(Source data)
◇ ◇ ◇ ◇ ◇

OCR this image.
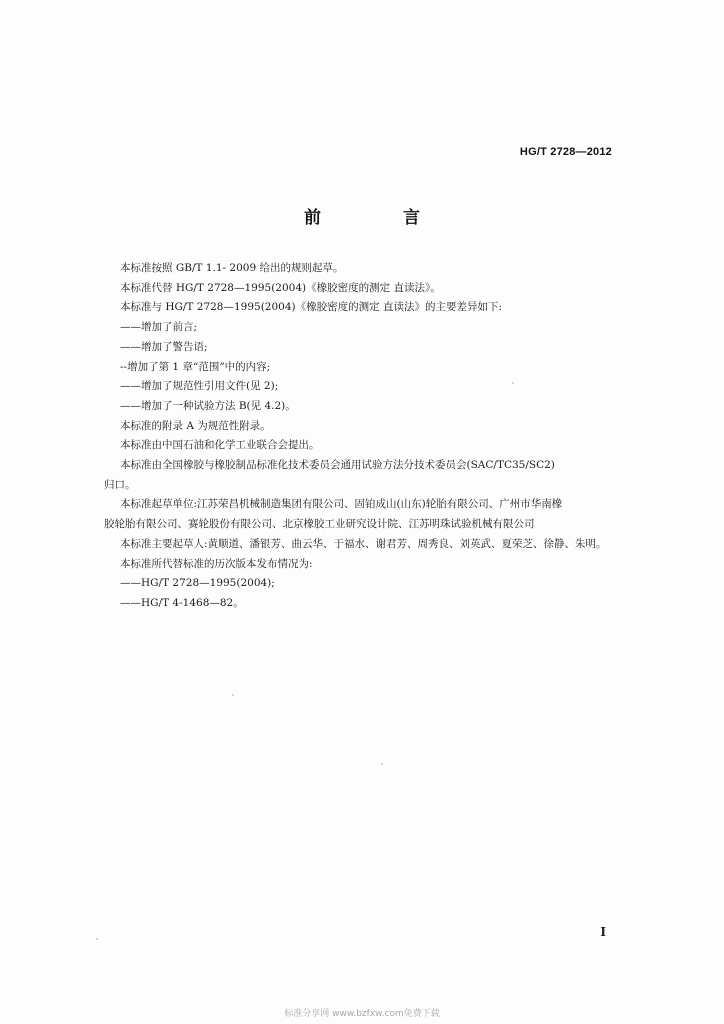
HG/T 2728—2012
前 言
本标准按照 GB/T 1.1- 2009 给出的规则起草。
本标准代替 HG/T 2728—1995(2004)《橡胶密度的测定 直读法》。
本标准与 HG/T 2728—1995(2004)《橡胶密度的测定 直读法》的主要差异如下:
——增加了前言;
——增加了警告语;
--增加了第 1 章“范围”中的内容;
——增加了规范性引用文件(见 2);
——增加了一种试验方法 B(见 4.2)。
本标准的附录 A 为规范性附录。
本标准由中国石油和化学工业联合会提出。
本标准由全国橡胶与橡胶制品标准化技术委员会通用试验方法分技术委员会(SAC/TC35/SC2)
归口。
本标准起草单位:江苏荣昌机械制造集团有限公司、固铂成山(山东)轮胎有限公司、广州市华南橡
胶轮胎有限公司、赛轮股份有限公司、北京橡胶工业研究设计院、江苏明珠试验机械有限公司
本标准主要起草人:黄顺道、潘银芳、曲云华、于福水、谢君芳、周秀良、刘英武、夏荣芝、徐静、朱明。
本标准所代替标准的历次版本发布情况为:
——HG/T 2728—1995(2004);
——HG/T 4-1468—82。
I
标准分享网 www.bzfxw.com免费下载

◇ ◇ ◇ ◇ ◇

→ Task to carry out
Only the number should be given: how many lines of the data contain the word "橡胶密度的测定"?

→ Complete answer
2